Stored records:

# # #

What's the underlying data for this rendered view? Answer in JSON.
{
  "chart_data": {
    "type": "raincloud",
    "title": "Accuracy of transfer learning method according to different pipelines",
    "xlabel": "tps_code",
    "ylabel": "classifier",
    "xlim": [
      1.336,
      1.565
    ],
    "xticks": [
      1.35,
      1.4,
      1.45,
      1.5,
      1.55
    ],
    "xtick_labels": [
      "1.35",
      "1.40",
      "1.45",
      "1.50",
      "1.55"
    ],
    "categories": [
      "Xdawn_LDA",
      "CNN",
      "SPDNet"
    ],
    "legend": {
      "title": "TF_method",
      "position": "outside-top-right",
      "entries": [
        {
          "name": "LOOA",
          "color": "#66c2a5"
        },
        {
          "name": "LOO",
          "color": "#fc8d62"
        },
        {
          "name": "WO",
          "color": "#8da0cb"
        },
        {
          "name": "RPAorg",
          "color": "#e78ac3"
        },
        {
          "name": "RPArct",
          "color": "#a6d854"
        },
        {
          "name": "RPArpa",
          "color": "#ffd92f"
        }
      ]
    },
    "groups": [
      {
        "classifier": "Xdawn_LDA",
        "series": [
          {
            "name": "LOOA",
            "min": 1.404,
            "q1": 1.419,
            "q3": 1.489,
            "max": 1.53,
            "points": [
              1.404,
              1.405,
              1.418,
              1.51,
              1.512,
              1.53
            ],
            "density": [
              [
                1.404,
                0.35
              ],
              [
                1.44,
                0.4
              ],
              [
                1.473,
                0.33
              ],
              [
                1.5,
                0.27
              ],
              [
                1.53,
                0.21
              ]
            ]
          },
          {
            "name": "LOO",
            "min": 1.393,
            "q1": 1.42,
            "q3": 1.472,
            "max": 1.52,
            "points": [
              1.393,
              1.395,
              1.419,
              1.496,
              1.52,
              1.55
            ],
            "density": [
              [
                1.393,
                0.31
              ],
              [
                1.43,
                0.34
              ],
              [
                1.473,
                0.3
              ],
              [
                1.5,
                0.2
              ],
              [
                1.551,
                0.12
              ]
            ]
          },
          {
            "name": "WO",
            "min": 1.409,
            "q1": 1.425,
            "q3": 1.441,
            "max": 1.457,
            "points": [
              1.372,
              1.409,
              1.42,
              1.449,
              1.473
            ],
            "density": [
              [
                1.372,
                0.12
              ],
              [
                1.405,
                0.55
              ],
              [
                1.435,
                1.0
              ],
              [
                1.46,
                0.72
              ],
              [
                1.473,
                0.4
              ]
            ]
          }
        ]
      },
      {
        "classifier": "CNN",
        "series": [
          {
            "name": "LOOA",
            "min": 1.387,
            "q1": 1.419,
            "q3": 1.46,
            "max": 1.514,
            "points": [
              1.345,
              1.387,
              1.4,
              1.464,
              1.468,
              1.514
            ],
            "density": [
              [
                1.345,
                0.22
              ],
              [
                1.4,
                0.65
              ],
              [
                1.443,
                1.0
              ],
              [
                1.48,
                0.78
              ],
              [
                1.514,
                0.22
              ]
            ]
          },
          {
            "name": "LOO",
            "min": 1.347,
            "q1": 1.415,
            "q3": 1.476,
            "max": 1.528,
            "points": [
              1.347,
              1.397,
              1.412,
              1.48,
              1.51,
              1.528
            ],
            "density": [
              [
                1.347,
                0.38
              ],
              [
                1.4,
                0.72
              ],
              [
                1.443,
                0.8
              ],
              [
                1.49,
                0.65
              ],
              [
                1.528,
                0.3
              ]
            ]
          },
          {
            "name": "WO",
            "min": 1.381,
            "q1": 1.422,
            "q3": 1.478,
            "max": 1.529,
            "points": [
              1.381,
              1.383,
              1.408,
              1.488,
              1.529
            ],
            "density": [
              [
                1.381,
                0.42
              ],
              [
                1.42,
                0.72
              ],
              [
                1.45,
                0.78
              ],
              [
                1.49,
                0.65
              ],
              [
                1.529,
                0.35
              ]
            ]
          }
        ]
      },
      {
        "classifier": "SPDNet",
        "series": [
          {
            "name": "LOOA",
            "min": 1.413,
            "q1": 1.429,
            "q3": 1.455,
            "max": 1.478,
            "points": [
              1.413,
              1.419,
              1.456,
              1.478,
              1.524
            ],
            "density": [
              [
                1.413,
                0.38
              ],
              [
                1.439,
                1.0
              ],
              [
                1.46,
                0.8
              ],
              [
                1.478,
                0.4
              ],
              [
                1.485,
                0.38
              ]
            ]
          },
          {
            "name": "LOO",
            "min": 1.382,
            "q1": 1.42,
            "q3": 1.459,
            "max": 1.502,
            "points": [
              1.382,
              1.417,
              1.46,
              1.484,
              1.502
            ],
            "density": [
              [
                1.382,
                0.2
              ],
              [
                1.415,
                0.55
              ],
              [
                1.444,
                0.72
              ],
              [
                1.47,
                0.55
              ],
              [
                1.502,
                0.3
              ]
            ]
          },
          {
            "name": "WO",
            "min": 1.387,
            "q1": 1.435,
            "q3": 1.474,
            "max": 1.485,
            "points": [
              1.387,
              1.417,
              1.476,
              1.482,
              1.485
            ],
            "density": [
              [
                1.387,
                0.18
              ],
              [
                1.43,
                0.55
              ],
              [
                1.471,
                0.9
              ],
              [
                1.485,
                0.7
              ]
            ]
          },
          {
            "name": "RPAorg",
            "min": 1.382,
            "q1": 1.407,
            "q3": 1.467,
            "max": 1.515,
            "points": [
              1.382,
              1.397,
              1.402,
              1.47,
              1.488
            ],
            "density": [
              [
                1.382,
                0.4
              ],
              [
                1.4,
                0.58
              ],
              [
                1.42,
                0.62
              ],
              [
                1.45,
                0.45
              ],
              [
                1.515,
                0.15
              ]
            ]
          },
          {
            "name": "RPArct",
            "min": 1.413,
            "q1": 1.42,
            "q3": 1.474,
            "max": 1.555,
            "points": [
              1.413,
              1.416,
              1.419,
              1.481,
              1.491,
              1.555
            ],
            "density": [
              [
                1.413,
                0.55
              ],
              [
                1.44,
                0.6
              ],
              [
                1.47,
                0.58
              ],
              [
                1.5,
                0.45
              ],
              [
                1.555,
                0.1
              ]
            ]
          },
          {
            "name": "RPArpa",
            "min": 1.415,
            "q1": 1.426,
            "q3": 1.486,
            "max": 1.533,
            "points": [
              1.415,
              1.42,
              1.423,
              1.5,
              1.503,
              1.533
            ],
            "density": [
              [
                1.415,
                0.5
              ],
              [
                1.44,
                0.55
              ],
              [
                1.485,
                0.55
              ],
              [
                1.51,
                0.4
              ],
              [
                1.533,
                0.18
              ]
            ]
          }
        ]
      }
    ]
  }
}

# # #

PROBLEM TO SOLVE
Repeat the records above exactly, from the first line to the last.

THE COMPLETED TASK
What's the underlying data for this rendered view? Answer in JSON.
{
  "chart_data": {
    "type": "raincloud",
    "title": "Accuracy of transfer learning method according to different pipelines",
    "xlabel": "tps_code",
    "ylabel": "classifier",
    "xlim": [
      1.336,
      1.565
    ],
    "xticks": [
      1.35,
      1.4,
      1.45,
      1.5,
      1.55
    ],
    "xtick_labels": [
      "1.35",
      "1.40",
      "1.45",
      "1.50",
      "1.55"
    ],
    "categories": [
      "Xdawn_LDA",
      "CNN",
      "SPDNet"
    ],
    "legend": {
      "title": "TF_method",
      "position": "outside-top-right",
      "entries": [
        {
          "name": "LOOA",
          "color": "#66c2a5"
        },
        {
          "name": "LOO",
          "color": "#fc8d62"
        },
        {
          "name": "WO",
          "color": "#8da0cb"
        },
        {
          "name": "RPAorg",
          "color": "#e78ac3"
        },
        {
          "name": "RPArct",
          "color": "#a6d854"
        },
        {
          "name": "RPArpa",
          "color": "#ffd92f"
        }
      ]
    },
    "groups": [
      {
        "classifier": "Xdawn_LDA",
        "series": [
          {
            "name": "LOOA",
            "min": 1.404,
            "q1": 1.419,
            "q3": 1.489,
            "max": 1.53,
            "points": [
              1.404,
              1.405,
              1.418,
              1.51,
              1.512,
              1.53
            ],
            "density": [
              [
                1.404,
                0.35
              ],
              [
                1.44,
                0.4
              ],
              [
                1.473,
                0.33
              ],
              [
                1.5,
                0.27
              ],
              [
                1.53,
                0.21
              ]
            ]
          },
          {
            "name": "LOO",
            "min": 1.393,
            "q1": 1.42,
            "q3": 1.472,
            "max": 1.52,
            "points": [
              1.393,
              1.395,
              1.419,
              1.496,
              1.52,
              1.55
            ],
            "density": [
              [
                1.393,
                0.31
              ],
              [
                1.43,
                0.34
              ],
              [
                1.473,
                0.3
              ],
              [
                1.5,
                0.2
              ],
              [
                1.551,
                0.12
              ]
            ]
          },
          {
            "name": "WO",
            "min": 1.409,
            "q1": 1.425,
            "q3": 1.441,
            "max": 1.457,
            "points": [
              1.372,
              1.409,
              1.42,
              1.449,
              1.473
            ],
            "density": [
              [
                1.372,
                0.12
              ],
              [
                1.405,
                0.55
              ],
              [
                1.435,
                1.0
              ],
              [
                1.46,
                0.72
              ],
              [
                1.473,
                0.4
              ]
            ]
          }
        ]
      },
      {
        "classifier": "CNN",
        "series": [
          {
            "name": "LOOA",
            "min": 1.387,
            "q1": 1.419,
            "q3": 1.46,
            "max": 1.514,
            "points": [
              1.345,
              1.387,
              1.4,
              1.464,
              1.468,
              1.514
            ],
            "density": [
              [
                1.345,
                0.22
              ],
              [
                1.4,
                0.65
              ],
              [
                1.443,
                1.0
              ],
              [
                1.48,
                0.78
              ],
              [
                1.514,
                0.22
              ]
            ]
          },
          {
            "name": "LOO",
            "min": 1.347,
            "q1": 1.415,
            "q3": 1.476,
            "max": 1.528,
            "points": [
              1.347,
              1.397,
              1.412,
              1.48,
              1.51,
              1.528
            ],
            "density": [
              [
                1.347,
                0.38
              ],
              [
                1.4,
                0.72
              ],
              [
                1.443,
                0.8
              ],
              [
                1.49,
                0.65
              ],
              [
                1.528,
                0.3
              ]
            ]
          },
          {
            "name": "WO",
            "min": 1.381,
            "q1": 1.422,
            "q3": 1.478,
            "max": 1.529,
            "points": [
              1.381,
              1.383,
              1.408,
              1.488,
              1.529
            ],
            "density": [
              [
                1.381,
                0.42
              ],
              [
                1.42,
                0.72
              ],
              [
                1.45,
                0.78
              ],
              [
                1.49,
                0.65
              ],
              [
                1.529,
                0.35
              ]
            ]
          }
        ]
      },
      {
        "classifier": "SPDNet",
        "series": [
          {
            "name": "LOOA",
            "min": 1.413,
            "q1": 1.429,
            "q3": 1.455,
            "max": 1.478,
            "points": [
              1.413,
              1.419,
              1.456,
              1.478,
              1.524
            ],
            "density": [
              [
                1.413,
                0.38
              ],
              [
                1.439,
                1.0
              ],
              [
                1.46,
                0.8
              ],
              [
                1.478,
                0.4
              ],
              [
                1.485,
                0.38
              ]
            ]
          },
          {
            "name": "LOO",
            "min": 1.382,
            "q1": 1.42,
            "q3": 1.459,
            "max": 1.502,
            "points": [
              1.382,
              1.417,
              1.46,
              1.484,
              1.502
            ],
            "density": [
              [
                1.382,
                0.2
              ],
              [
                1.415,
                0.55
              ],
              [
                1.444,
                0.72
              ],
              [
                1.47,
                0.55
              ],
              [
                1.502,
                0.3
              ]
            ]
          },
          {
            "name": "WO",
            "min": 1.387,
            "q1": 1.435,
            "q3": 1.474,
            "max": 1.485,
            "points": [
              1.387,
              1.417,
              1.476,
              1.482,
              1.485
            ],
            "density": [
              [
                1.387,
                0.18
              ],
              [
                1.43,
                0.55
              ],
              [
                1.471,
                0.9
              ],
              [
                1.485,
                0.7
              ]
            ]
          },
          {
            "name": "RPAorg",
            "min": 1.382,
            "q1": 1.407,
            "q3": 1.467,
            "max": 1.515,
            "points": [
              1.382,
              1.397,
              1.402,
              1.47,
              1.488
            ],
            "density": [
              [
                1.382,
                0.4
              ],
              [
                1.4,
                0.58
              ],
              [
                1.42,
                0.62
              ],
              [
                1.45,
                0.45
              ],
              [
                1.515,
                0.15
              ]
            ]
          },
          {
            "name": "RPArct",
            "min": 1.413,
            "q1": 1.42,
            "q3": 1.474,
            "max": 1.555,
            "points": [
              1.413,
              1.416,
              1.419,
              1.481,
              1.491,
              1.555
            ],
            "density": [
              [
                1.413,
                0.55
              ],
              [
                1.44,
                0.6
              ],
              [
                1.47,
                0.58
              ],
              [
                1.5,
                0.45
              ],
              [
                1.555,
                0.1
              ]
            ]
          },
          {
            "name": "RPArpa",
            "min": 1.415,
            "q1": 1.426,
            "q3": 1.486,
            "max": 1.533,
            "points": [
              1.415,
              1.42,
              1.423,
              1.5,
              1.503,
              1.533
            ],
            "density": [
              [
                1.415,
                0.5
              ],
              [
                1.44,
                0.55
              ],
              [
                1.485,
                0.55
              ],
              [
                1.51,
                0.4
              ],
              [
                1.533,
                0.18
              ]
            ]
          }
        ]
      }
    ]
  }
}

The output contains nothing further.